-- START OF Input for this task --

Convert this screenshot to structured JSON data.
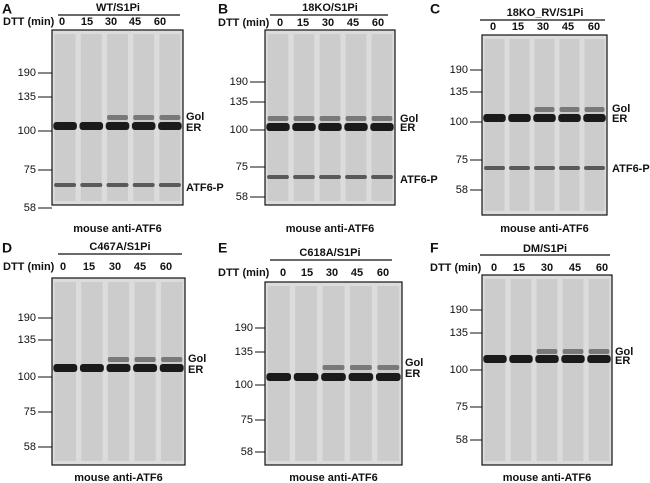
{
  "panels": [
    {
      "letter": "A",
      "title": "WT/S1Pi",
      "dtt_label": "DTT (min)",
      "times": [
        "0",
        "15",
        "30",
        "45",
        "60"
      ],
      "markers": [
        "190",
        "135",
        "100",
        "75",
        "58"
      ],
      "band_labels": [
        "Gol",
        "ER",
        "ATF6-P"
      ],
      "caption": "mouse anti-ATF6"
    },
    {
      "letter": "B",
      "title": "18KO/S1Pi",
      "dtt_label": "DTT (min)",
      "times": [
        "0",
        "15",
        "30",
        "45",
        "60"
      ],
      "markers": [
        "190",
        "135",
        "100",
        "75",
        "58"
      ],
      "band_labels": [
        "Gol",
        "ER",
        "ATF6-P"
      ],
      "caption": "mouse anti-ATF6"
    },
    {
      "letter": "C",
      "title": "18KO_RV/S1Pi",
      "times": [
        "0",
        "15",
        "30",
        "45",
        "60"
      ],
      "markers": [
        "190",
        "135",
        "100",
        "75",
        "58"
      ],
      "band_labels": [
        "Gol",
        "ER",
        "ATF6-P"
      ],
      "caption": "mouse anti-ATF6"
    },
    {
      "letter": "D",
      "title": "C467A/S1Pi",
      "dtt_label": "DTT (min)",
      "times": [
        "0",
        "15",
        "30",
        "45",
        "60"
      ],
      "markers": [
        "190",
        "135",
        "100",
        "75",
        "58"
      ],
      "band_labels": [
        "Gol",
        "ER"
      ],
      "caption": "mouse anti-ATF6"
    },
    {
      "letter": "E",
      "title": "C618A/S1Pi",
      "dtt_label": "DTT (min)",
      "times": [
        "0",
        "15",
        "30",
        "45",
        "60"
      ],
      "markers": [
        "190",
        "135",
        "100",
        "75",
        "58"
      ],
      "band_labels": [
        "Gol",
        "ER"
      ],
      "caption": "mouse anti-ATF6"
    },
    {
      "letter": "F",
      "title": "DM/S1Pi",
      "dtt_label": "DTT (min)",
      "times": [
        "0",
        "15",
        "30",
        "45",
        "60"
      ],
      "markers": [
        "190",
        "135",
        "100",
        "75",
        "58"
      ],
      "band_labels": [
        "Gol",
        "ER"
      ],
      "caption": "mouse anti-ATF6"
    }
  ]
}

-- END OF Input for this task --

* Aim of the exercise *
Locate the string "title" in the listing above and copy every line where it occurs.

* Answer to this problem *
      "title": "WT/S1Pi",
      "title": "18KO/S1Pi",
      "title": "18KO_RV/S1Pi",
      "title": "C467A/S1Pi",
      "title": "C618A/S1Pi",
      "title": "DM/S1Pi",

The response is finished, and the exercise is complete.